:: Provided records ::

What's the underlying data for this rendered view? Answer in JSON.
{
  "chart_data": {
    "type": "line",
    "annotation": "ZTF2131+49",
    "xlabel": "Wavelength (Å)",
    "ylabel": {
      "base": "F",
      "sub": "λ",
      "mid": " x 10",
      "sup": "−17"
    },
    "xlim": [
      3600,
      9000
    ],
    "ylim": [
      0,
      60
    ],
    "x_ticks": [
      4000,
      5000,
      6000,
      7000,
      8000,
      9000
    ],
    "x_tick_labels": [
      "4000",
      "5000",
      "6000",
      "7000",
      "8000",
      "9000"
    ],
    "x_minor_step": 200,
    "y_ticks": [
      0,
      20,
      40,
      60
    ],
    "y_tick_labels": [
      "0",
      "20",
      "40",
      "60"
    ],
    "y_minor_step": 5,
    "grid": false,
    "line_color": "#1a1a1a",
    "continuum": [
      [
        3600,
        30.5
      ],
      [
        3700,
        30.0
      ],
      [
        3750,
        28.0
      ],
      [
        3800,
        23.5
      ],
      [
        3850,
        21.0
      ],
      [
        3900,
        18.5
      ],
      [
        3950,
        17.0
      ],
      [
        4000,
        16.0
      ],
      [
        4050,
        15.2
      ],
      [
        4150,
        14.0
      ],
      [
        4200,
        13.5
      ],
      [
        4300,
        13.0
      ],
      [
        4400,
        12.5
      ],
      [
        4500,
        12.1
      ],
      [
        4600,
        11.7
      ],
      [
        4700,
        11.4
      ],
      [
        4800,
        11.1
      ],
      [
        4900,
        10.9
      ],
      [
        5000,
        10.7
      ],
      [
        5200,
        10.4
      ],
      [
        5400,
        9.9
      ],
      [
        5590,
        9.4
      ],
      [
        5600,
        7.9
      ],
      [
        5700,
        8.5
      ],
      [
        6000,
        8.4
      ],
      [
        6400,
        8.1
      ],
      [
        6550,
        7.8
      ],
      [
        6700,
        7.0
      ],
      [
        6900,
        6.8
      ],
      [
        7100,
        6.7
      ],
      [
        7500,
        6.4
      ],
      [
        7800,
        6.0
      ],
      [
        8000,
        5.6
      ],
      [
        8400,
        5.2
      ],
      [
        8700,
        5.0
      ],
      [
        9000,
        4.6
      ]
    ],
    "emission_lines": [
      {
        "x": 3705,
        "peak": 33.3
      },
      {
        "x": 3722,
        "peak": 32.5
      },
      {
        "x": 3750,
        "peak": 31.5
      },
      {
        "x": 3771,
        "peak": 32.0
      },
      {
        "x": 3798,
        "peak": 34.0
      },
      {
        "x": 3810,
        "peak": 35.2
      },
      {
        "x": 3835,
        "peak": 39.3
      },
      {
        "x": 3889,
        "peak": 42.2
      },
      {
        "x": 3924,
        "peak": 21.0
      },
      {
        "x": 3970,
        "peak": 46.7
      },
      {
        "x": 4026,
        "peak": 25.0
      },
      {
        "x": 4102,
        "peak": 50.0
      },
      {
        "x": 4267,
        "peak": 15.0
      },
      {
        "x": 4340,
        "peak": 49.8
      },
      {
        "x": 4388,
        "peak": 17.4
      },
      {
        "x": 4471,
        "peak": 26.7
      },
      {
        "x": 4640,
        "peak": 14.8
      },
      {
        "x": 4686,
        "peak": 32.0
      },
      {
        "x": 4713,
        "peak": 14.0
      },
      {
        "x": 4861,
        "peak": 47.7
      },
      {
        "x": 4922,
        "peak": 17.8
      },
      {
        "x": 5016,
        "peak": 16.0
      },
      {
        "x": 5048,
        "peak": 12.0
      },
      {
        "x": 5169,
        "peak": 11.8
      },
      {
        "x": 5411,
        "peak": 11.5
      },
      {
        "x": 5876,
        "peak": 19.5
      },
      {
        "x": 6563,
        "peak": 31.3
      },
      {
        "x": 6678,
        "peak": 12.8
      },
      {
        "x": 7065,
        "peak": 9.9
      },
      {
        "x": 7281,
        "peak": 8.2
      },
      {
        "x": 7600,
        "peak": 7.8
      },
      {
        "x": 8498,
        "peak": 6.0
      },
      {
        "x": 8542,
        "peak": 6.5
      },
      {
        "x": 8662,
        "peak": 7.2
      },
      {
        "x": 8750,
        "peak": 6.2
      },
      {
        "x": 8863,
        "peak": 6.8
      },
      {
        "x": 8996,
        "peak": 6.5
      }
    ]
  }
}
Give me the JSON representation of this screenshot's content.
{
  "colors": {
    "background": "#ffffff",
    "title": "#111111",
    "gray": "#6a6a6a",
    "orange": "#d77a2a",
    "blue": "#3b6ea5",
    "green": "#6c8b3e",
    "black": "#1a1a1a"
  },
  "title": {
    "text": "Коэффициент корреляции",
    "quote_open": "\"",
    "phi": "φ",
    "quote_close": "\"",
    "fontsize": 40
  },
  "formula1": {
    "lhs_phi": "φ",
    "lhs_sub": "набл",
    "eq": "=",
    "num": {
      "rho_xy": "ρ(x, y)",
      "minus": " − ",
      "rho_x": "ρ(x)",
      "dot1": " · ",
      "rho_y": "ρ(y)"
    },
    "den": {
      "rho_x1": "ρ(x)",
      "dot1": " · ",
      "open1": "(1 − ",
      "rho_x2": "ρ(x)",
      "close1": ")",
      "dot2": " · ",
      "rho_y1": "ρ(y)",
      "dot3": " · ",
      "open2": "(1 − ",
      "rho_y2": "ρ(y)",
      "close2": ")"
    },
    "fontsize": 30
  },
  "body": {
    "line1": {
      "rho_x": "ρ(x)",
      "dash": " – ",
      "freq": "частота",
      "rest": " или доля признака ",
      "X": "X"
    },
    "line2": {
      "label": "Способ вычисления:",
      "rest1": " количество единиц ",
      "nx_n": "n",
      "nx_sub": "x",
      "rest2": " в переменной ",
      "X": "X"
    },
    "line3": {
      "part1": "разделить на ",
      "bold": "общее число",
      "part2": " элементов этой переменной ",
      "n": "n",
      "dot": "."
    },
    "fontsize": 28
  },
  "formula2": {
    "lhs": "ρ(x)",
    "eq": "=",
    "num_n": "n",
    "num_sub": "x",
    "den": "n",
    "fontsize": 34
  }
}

:::

◆ What the task requires ◆
How many lines of these entries hold the string "fontsize"? Answer with the number alone.

◆ The response ◆
4